* **DIRECTION**
Each line that follows is to be retyped exactly.

— begin DATASET RECORDS —

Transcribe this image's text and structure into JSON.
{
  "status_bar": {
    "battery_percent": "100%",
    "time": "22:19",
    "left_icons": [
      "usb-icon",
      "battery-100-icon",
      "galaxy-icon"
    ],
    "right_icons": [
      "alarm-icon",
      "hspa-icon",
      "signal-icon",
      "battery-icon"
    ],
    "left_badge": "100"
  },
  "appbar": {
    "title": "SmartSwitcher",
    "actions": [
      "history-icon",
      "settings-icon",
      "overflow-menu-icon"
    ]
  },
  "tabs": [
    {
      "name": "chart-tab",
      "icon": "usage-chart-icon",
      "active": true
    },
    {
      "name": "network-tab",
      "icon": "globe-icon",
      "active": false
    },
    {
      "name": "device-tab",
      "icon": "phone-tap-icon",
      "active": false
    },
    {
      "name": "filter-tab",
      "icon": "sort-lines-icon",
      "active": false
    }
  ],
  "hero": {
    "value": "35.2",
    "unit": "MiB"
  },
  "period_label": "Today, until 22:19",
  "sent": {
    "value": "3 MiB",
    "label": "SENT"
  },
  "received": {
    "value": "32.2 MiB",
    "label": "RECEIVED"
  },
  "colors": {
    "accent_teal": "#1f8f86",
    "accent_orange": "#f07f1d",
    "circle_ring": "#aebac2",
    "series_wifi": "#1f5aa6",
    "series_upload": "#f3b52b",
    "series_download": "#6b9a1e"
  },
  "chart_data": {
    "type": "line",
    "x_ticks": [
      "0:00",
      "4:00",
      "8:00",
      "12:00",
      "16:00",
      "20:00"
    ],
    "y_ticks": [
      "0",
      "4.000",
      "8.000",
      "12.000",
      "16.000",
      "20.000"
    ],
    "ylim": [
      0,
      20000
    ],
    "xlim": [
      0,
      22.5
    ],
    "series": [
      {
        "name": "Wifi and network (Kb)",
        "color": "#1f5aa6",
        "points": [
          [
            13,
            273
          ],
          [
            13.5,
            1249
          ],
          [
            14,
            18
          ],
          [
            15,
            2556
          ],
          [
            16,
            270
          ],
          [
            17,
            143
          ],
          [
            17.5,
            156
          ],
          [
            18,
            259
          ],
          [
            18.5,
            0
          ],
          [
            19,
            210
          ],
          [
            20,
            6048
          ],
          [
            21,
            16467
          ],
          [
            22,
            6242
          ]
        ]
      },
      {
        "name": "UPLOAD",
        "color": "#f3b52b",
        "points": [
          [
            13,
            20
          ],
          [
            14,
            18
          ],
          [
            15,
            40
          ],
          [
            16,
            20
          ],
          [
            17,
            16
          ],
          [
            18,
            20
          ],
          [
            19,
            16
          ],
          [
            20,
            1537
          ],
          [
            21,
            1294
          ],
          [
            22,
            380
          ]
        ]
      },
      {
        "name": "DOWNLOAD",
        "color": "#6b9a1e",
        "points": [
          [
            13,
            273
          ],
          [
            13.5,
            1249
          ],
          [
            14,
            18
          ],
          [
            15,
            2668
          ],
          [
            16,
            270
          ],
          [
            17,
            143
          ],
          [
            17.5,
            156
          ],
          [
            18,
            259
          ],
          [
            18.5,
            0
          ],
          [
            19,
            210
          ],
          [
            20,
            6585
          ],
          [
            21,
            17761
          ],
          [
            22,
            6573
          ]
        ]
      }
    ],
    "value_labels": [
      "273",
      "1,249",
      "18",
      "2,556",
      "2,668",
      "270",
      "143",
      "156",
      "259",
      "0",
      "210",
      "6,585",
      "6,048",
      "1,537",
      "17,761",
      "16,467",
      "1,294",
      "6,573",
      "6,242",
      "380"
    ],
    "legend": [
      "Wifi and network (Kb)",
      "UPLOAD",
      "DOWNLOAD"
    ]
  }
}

— end DATASET RECORDS —

* **SOLUTION BELOW**
Transcribe this image's text and structure into JSON.
{
  "status_bar": {
    "battery_percent": "100%",
    "time": "22:19",
    "left_icons": [
      "usb-icon",
      "battery-100-icon",
      "galaxy-icon"
    ],
    "right_icons": [
      "alarm-icon",
      "hspa-icon",
      "signal-icon",
      "battery-icon"
    ],
    "left_badge": "100"
  },
  "appbar": {
    "title": "SmartSwitcher",
    "actions": [
      "history-icon",
      "settings-icon",
      "overflow-menu-icon"
    ]
  },
  "tabs": [
    {
      "name": "chart-tab",
      "icon": "usage-chart-icon",
      "active": true
    },
    {
      "name": "network-tab",
      "icon": "globe-icon",
      "active": false
    },
    {
      "name": "device-tab",
      "icon": "phone-tap-icon",
      "active": false
    },
    {
      "name": "filter-tab",
      "icon": "sort-lines-icon",
      "active": false
    }
  ],
  "hero": {
    "value": "35.2",
    "unit": "MiB"
  },
  "period_label": "Today, until 22:19",
  "sent": {
    "value": "3 MiB",
    "label": "SENT"
  },
  "received": {
    "value": "32.2 MiB",
    "label": "RECEIVED"
  },
  "colors": {
    "accent_teal": "#1f8f86",
    "accent_orange": "#f07f1d",
    "circle_ring": "#aebac2",
    "series_wifi": "#1f5aa6",
    "series_upload": "#f3b52b",
    "series_download": "#6b9a1e"
  },
  "chart_data": {
    "type": "line",
    "x_ticks": [
      "0:00",
      "4:00",
      "8:00",
      "12:00",
      "16:00",
      "20:00"
    ],
    "y_ticks": [
      "0",
      "4.000",
      "8.000",
      "12.000",
      "16.000",
      "20.000"
    ],
    "ylim": [
      0,
      20000
    ],
    "xlim": [
      0,
      22.5
    ],
    "series": [
      {
        "name": "Wifi and network (Kb)",
        "color": "#1f5aa6",
        "points": [
          [
            13,
            273
          ],
          [
            13.5,
            1249
          ],
          [
            14,
            18
          ],
          [
            15,
            2556
          ],
          [
            16,
            270
          ],
          [
            17,
            143
          ],
          [
            17.5,
            156
          ],
          [
            18,
            259
          ],
          [
            18.5,
            0
          ],
          [
            19,
            210
          ],
          [
            20,
            6048
          ],
          [
            21,
            16467
          ],
          [
            22,
            6242
          ]
        ]
      },
      {
        "name": "UPLOAD",
        "color": "#f3b52b",
        "points": [
          [
            13,
            20
          ],
          [
            14,
            18
          ],
          [
            15,
            40
          ],
          [
            16,
            20
          ],
          [
            17,
            16
          ],
          [
            18,
            20
          ],
          [
            19,
            16
          ],
          [
            20,
            1537
          ],
          [
            21,
            1294
          ],
          [
            22,
            380
          ]
        ]
      },
      {
        "name": "DOWNLOAD",
        "color": "#6b9a1e",
        "points": [
          [
            13,
            273
          ],
          [
            13.5,
            1249
          ],
          [
            14,
            18
          ],
          [
            15,
            2668
          ],
          [
            16,
            270
          ],
          [
            17,
            143
          ],
          [
            17.5,
            156
          ],
          [
            18,
            259
          ],
          [
            18.5,
            0
          ],
          [
            19,
            210
          ],
          [
            20,
            6585
          ],
          [
            21,
            17761
          ],
          [
            22,
            6573
          ]
        ]
      }
    ],
    "value_labels": [
      "273",
      "1,249",
      "18",
      "2,556",
      "2,668",
      "270",
      "143",
      "156",
      "259",
      "0",
      "210",
      "6,585",
      "6,048",
      "1,537",
      "17,761",
      "16,467",
      "1,294",
      "6,573",
      "6,242",
      "380"
    ],
    "legend": [
      "Wifi and network (Kb)",
      "UPLOAD",
      "DOWNLOAD"
    ]
  }
}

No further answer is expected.